- [Excerpted data]
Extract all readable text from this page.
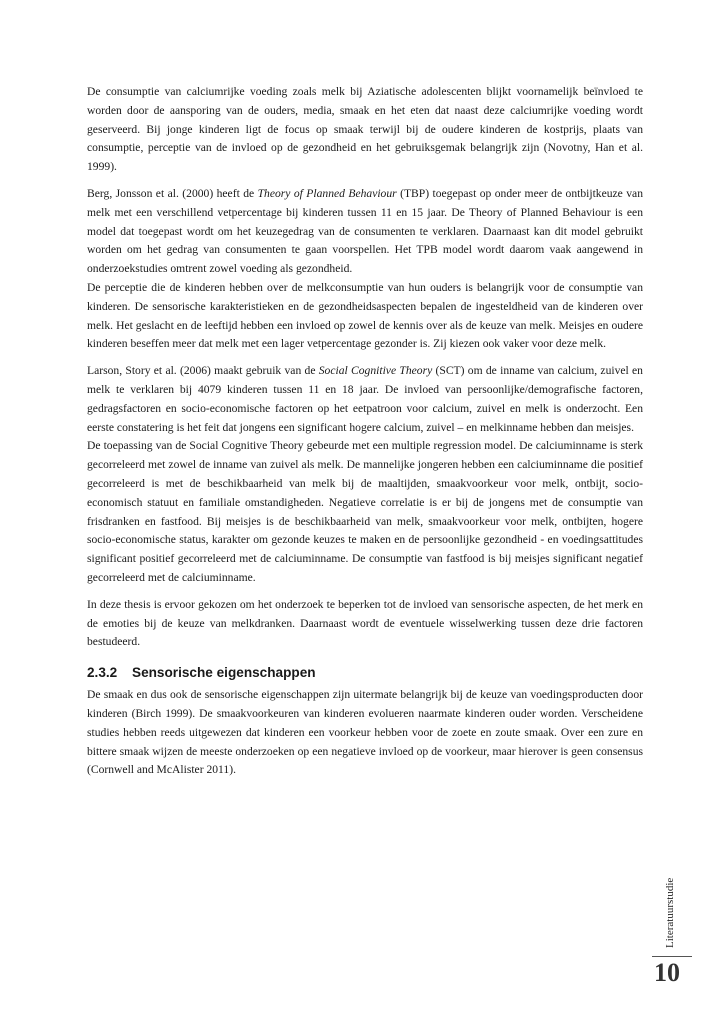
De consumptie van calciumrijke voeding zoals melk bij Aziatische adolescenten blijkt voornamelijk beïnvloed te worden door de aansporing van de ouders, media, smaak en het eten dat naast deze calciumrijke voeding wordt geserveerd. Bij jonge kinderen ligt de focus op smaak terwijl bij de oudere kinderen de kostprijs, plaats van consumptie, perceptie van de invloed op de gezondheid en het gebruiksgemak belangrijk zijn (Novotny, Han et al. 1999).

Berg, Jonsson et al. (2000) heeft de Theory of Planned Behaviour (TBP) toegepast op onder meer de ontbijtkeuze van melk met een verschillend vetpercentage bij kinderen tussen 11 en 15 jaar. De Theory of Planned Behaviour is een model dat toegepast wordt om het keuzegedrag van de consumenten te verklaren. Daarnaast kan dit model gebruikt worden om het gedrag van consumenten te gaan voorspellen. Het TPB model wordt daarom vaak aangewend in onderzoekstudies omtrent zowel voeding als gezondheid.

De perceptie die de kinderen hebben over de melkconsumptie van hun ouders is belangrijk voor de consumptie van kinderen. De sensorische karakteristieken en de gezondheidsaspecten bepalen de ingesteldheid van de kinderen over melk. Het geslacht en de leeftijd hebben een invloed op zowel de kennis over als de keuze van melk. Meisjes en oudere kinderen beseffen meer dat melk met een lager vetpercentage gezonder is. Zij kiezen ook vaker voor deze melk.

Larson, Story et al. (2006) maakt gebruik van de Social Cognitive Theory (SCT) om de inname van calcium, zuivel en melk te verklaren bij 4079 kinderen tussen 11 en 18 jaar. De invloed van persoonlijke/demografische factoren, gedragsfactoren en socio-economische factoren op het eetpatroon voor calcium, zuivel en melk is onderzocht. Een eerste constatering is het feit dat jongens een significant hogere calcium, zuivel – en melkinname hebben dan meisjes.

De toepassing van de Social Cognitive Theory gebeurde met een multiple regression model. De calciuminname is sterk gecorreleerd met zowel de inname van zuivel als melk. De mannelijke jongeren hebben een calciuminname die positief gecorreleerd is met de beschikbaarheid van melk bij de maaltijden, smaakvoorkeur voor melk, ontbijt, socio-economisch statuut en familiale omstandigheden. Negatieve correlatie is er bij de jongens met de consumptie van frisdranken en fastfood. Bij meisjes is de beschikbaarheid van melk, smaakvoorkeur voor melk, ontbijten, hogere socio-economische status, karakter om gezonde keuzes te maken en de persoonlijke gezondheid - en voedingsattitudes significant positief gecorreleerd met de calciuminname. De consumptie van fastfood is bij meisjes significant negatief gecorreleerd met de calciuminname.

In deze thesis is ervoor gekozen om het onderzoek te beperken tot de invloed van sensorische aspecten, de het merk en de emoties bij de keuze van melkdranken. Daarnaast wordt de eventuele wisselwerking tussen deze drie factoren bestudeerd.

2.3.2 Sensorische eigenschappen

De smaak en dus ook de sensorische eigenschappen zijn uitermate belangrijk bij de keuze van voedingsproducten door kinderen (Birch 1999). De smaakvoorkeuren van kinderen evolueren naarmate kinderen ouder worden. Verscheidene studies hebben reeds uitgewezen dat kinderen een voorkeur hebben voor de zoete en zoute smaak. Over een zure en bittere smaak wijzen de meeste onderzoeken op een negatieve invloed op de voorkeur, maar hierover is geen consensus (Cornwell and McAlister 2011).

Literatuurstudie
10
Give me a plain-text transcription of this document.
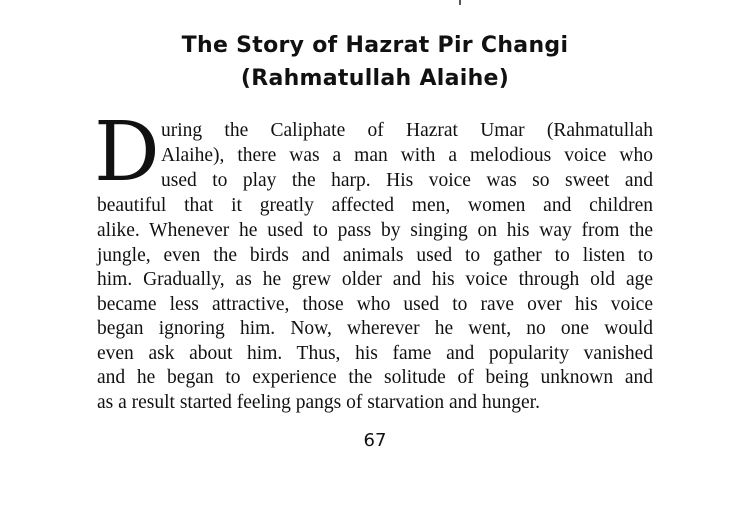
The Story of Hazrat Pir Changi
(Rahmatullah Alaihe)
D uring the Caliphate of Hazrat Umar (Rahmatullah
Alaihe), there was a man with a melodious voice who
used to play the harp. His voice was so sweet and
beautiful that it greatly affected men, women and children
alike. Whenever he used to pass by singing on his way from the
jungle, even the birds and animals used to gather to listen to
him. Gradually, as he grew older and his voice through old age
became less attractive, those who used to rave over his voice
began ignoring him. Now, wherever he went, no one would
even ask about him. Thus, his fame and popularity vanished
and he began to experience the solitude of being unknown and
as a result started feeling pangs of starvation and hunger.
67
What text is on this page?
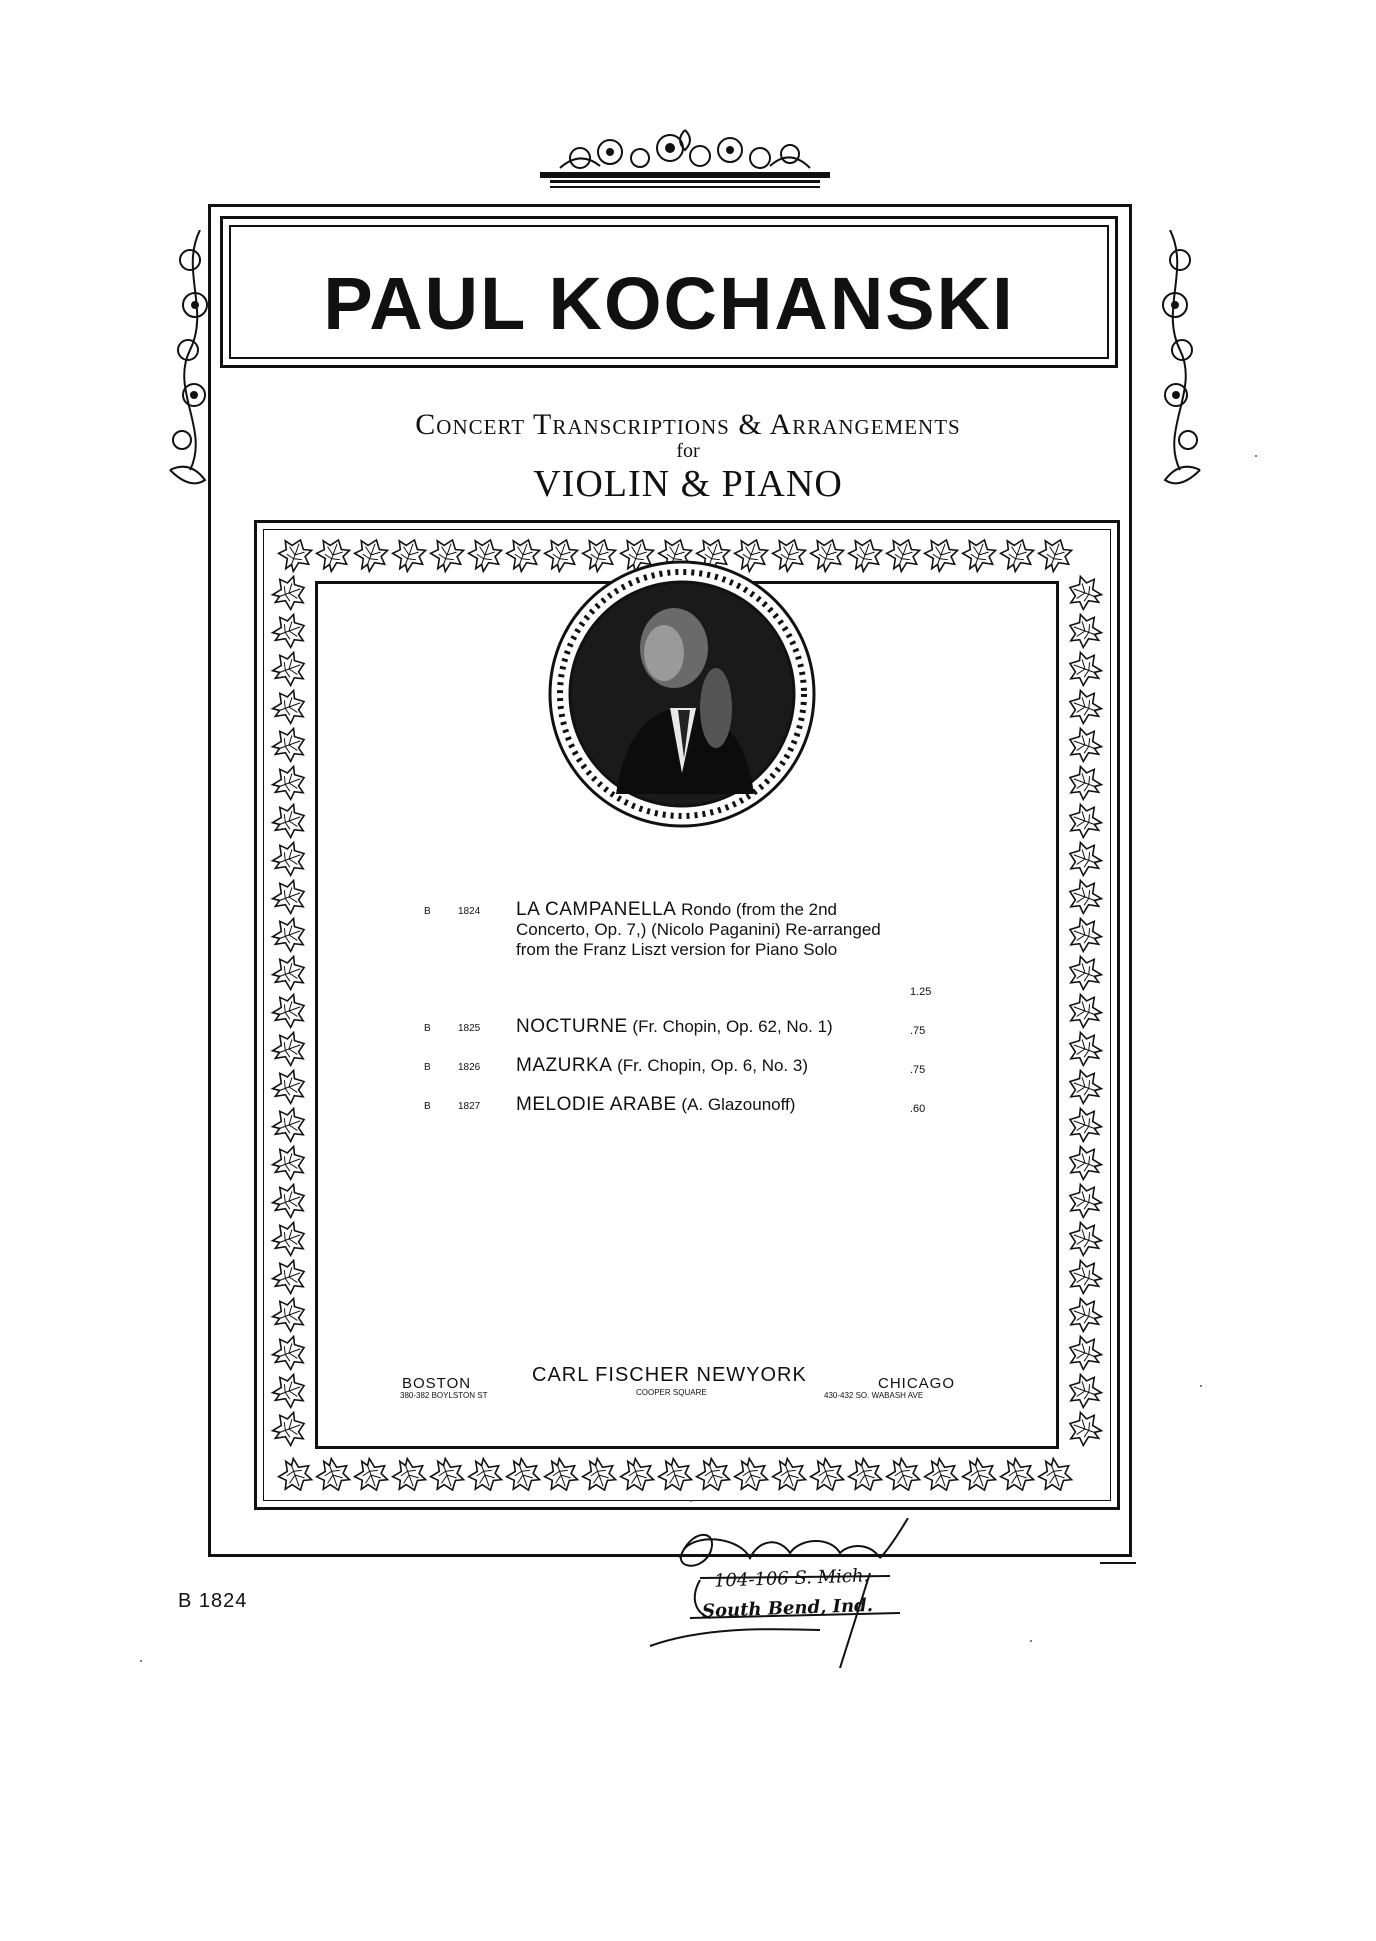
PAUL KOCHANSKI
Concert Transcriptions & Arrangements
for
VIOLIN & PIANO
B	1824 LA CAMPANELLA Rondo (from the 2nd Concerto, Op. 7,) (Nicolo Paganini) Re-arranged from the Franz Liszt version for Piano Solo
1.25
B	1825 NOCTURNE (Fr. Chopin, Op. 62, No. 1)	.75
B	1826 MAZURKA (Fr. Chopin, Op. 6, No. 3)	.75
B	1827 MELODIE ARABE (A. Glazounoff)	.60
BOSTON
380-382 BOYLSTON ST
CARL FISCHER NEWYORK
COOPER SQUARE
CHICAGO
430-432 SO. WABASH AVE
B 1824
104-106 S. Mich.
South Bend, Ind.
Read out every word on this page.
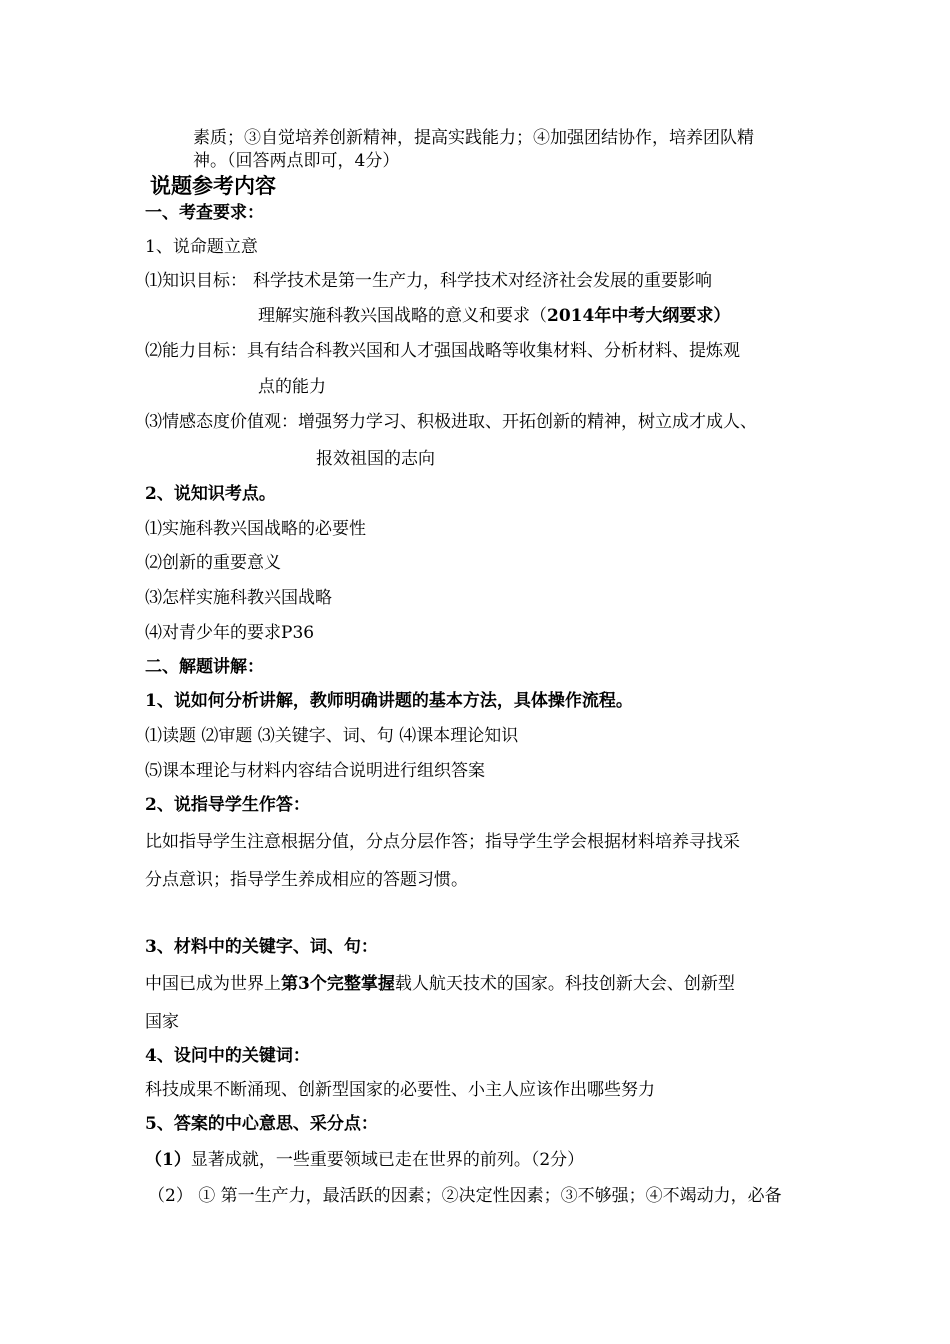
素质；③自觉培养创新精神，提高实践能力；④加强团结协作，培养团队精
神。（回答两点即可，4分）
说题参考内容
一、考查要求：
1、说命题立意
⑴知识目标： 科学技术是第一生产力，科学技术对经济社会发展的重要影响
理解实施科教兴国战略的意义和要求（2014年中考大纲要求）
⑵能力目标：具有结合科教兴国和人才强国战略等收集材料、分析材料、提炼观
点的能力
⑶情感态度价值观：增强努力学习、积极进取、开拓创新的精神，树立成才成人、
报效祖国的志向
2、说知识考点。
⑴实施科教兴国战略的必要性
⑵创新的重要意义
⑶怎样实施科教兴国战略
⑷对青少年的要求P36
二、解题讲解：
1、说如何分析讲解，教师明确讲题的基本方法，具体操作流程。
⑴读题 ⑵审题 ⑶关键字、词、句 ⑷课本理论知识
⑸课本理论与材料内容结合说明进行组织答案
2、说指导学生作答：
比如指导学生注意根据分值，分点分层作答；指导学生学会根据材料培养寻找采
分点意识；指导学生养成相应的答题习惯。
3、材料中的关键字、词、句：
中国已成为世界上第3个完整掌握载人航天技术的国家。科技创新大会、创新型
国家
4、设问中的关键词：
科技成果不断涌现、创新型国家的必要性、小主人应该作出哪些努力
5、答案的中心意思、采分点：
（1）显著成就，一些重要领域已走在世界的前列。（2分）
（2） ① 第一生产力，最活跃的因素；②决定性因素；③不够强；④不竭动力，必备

- [Description of the task]
Find the lines containing "used" and list every one of them.

- [Exercise output]
used to play the harp. His voice was so sweet and
alike. Whenever he used to pass by singing on his way from the
jungle, even the birds and animals used to gather to listen to
became less attractive, those who used to rave over his voice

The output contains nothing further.